***** DATA EXCERPTS *****

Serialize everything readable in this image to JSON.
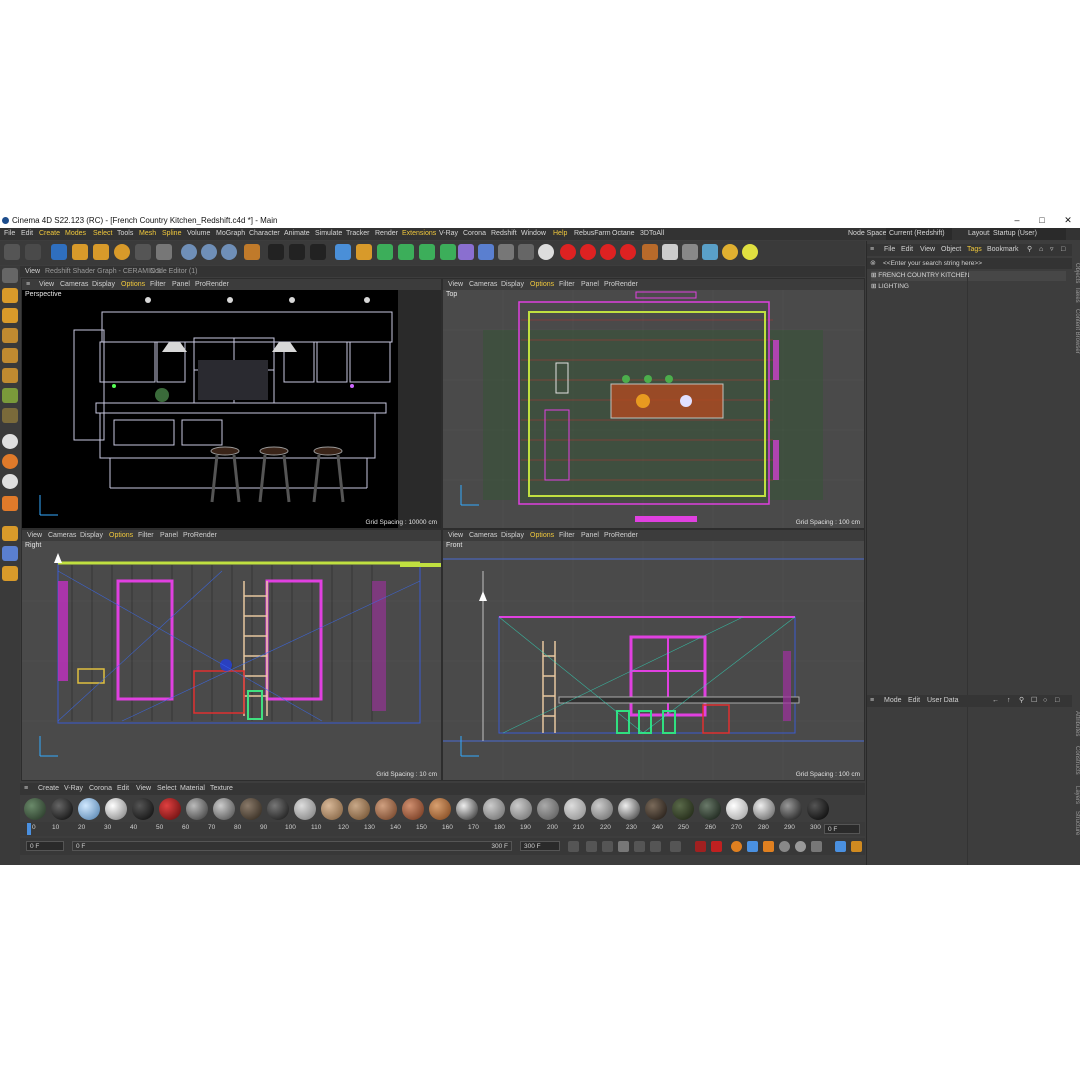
{
  "title_bar": {
    "title": "Cinema 4D S22.123 (RC) - [French Country Kitchen_Redshift.c4d *] - Main"
  },
  "menu": {
    "items": [
      "File",
      "Edit",
      "Create",
      "Modes",
      "Select",
      "Tools",
      "Mesh",
      "Spline",
      "Volume",
      "MoGraph",
      "Character",
      "Animate",
      "Simulate",
      "Tracker",
      "Render",
      "Extensions",
      "V-Ray",
      "Corona",
      "Redshift",
      "Window",
      "Help",
      "RebusFarm",
      "Octane",
      "3DToAll"
    ],
    "node_space_label": "Node Space:",
    "node_space_value": "Current (Redshift)",
    "layout_label": "Layout:",
    "layout_value": "Startup (User)"
  },
  "tabs": {
    "t1": "View",
    "t2": "Redshift Shader Graph - CERAMIC 5",
    "t3": "Node Editor (1)"
  },
  "viewport_menu": {
    "view": "View",
    "cameras": "Cameras",
    "display": "Display",
    "options": "Options",
    "filter": "Filter",
    "panel": "Panel",
    "prorender": "ProRender"
  },
  "viewports": {
    "perspective": {
      "label": "Perspective",
      "grid": "Grid Spacing : 10000 cm"
    },
    "top": {
      "label": "Top",
      "grid": "Grid Spacing : 100 cm"
    },
    "right": {
      "label": "Right",
      "grid": "Grid Spacing : 10 cm"
    },
    "front": {
      "label": "Front",
      "grid": "Grid Spacing : 100 cm"
    }
  },
  "object_manager": {
    "menu": {
      "file": "File",
      "edit": "Edit",
      "view": "View",
      "object": "Object",
      "tags": "Tags",
      "bookmark": "Bookmark"
    },
    "search_placeholder": "<<Enter your search string here>>",
    "objects": [
      "FRENCH COUNTRY KITCHEN",
      "LIGHTING"
    ]
  },
  "attributes": {
    "mode": "Mode",
    "edit": "Edit",
    "user_data": "User Data"
  },
  "side_tabs": {
    "objects": "Objects",
    "takes": "Takes",
    "content_browser": "Content Browser",
    "attributes": "Attributes",
    "constructs": "Constructs",
    "layers": "Layers",
    "structure": "Structure"
  },
  "material_manager": {
    "menu": {
      "create": "Create",
      "vray": "V-Ray",
      "corona": "Corona",
      "edit": "Edit",
      "view": "View",
      "select": "Select",
      "material": "Material",
      "texture": "Texture"
    }
  },
  "timeline": {
    "ticks": [
      "0",
      "10",
      "20",
      "30",
      "40",
      "50",
      "60",
      "70",
      "80",
      "90",
      "100",
      "110",
      "120",
      "130",
      "140",
      "150",
      "160",
      "170",
      "180",
      "190",
      "200",
      "210",
      "220",
      "230",
      "240",
      "250",
      "260",
      "270",
      "280",
      "290",
      "300"
    ],
    "current_frame": "0 F"
  },
  "transport": {
    "start": "0 F",
    "range_start": "0 F",
    "range_end": "300 F",
    "end": "300 F"
  }
}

*****

Gather from the entries above all lines that include the string "Grid".

      "grid": "Grid Spacing : 10000 cm"
      "grid": "Grid Spacing : 100 cm"
      "grid": "Grid Spacing : 10 cm"
      "grid": "Grid Spacing : 100 cm"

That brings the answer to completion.